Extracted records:
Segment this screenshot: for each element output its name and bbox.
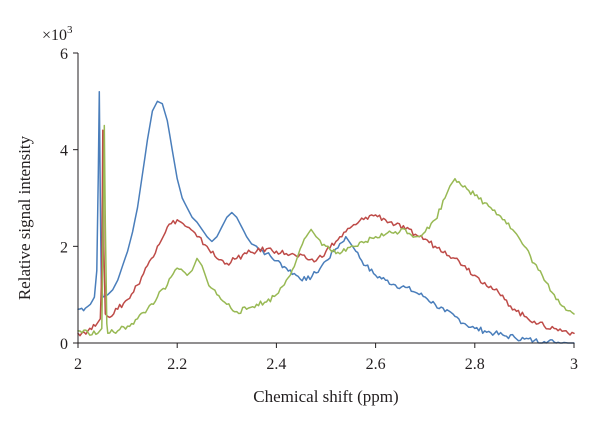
y-axis-title: Relative signal intensity [15, 135, 34, 300]
series-line-2 [77, 129, 575, 337]
y-tick-label: 2 [60, 239, 68, 256]
x-tick-label: 2 [74, 356, 82, 373]
y-multiplier-label: ×103 [42, 24, 73, 44]
y-tick-label: 4 [60, 143, 68, 160]
x-tick-label: 2.4 [266, 356, 286, 373]
x-axis-title: Chemical shift (ppm) [253, 387, 398, 406]
y-tick-label: 0 [60, 336, 68, 353]
x-tick-label: 2.2 [167, 356, 187, 373]
x-tick-label: 2.8 [465, 356, 485, 373]
series-line-3 [77, 124, 575, 336]
x-tick-label: 2.6 [366, 356, 386, 373]
x-tick-label: 3 [570, 356, 578, 373]
y-tick-label: 6 [60, 46, 68, 63]
series-line-1 [77, 90, 575, 344]
axes-layer [77, 53, 574, 344]
series-layer [77, 90, 575, 344]
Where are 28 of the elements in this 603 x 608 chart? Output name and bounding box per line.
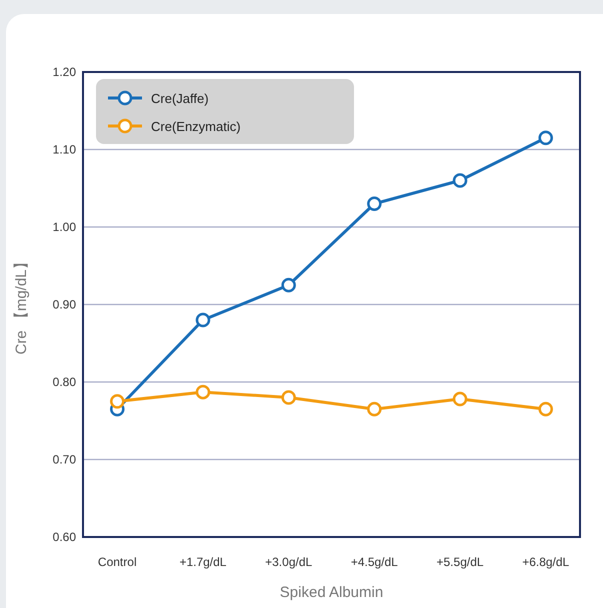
x-tick-label: +4.5g/dL	[350, 555, 398, 569]
legend-label: Cre(Enzymatic)	[151, 119, 241, 134]
y-tick-label: 0.80	[52, 375, 76, 389]
y-tick-label: 0.70	[52, 452, 76, 466]
x-tick-label: +5.5g/dL	[436, 555, 484, 569]
point	[196, 384, 210, 400]
x-tick-label: +1.7g/dL	[179, 555, 227, 569]
point	[538, 130, 553, 146]
point	[452, 392, 468, 406]
point	[538, 402, 553, 416]
y-tick-label: 0.60	[52, 530, 76, 544]
point	[367, 196, 382, 211]
x-tick-label: +6.8g/dL	[522, 555, 570, 569]
y-tick-label: 1.20	[52, 65, 76, 79]
point	[281, 278, 296, 292]
point	[196, 312, 210, 328]
x-tick-label: +3.0g/dL	[265, 555, 313, 569]
point	[452, 173, 468, 188]
y-axis-title: Cre 【mg/dL】	[13, 254, 30, 355]
x-axis-title: Spiked Albumin	[280, 584, 384, 601]
y-tick-label: 0.90	[52, 298, 76, 312]
point	[281, 390, 296, 405]
point	[110, 394, 125, 409]
y-tick-label: 1.10	[52, 142, 76, 156]
y-tick-label: 1.00	[52, 220, 76, 234]
x-tick-label: Control	[98, 555, 137, 569]
legend-label: Cre(Jaffe)	[151, 91, 209, 106]
point	[367, 402, 382, 416]
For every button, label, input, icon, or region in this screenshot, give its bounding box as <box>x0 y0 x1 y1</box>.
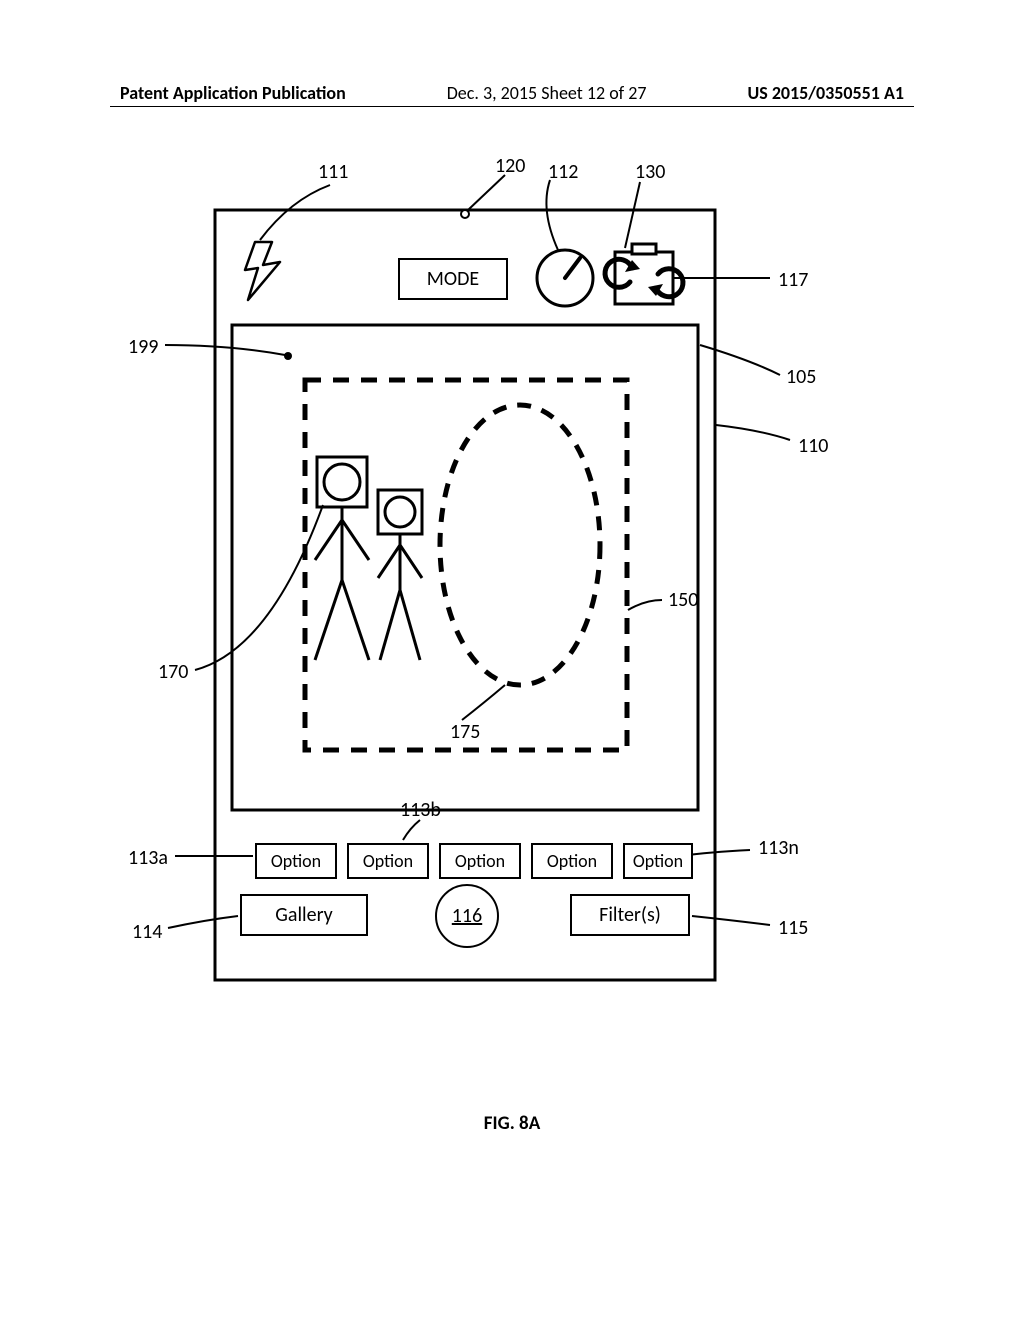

## Task
Report every line of the listing above that contains the string "point", treating case as significant.

## Response
point	[196, 384, 210, 400]
point	[538, 130, 553, 146]
point	[452, 392, 468, 406]
point	[538, 402, 553, 416]
point	[367, 196, 382, 211]
point	[281, 278, 296, 292]
point	[196, 312, 210, 328]
point	[452, 173, 468, 188]
point	[281, 390, 296, 405]
point	[110, 394, 125, 409]
point	[367, 402, 382, 416]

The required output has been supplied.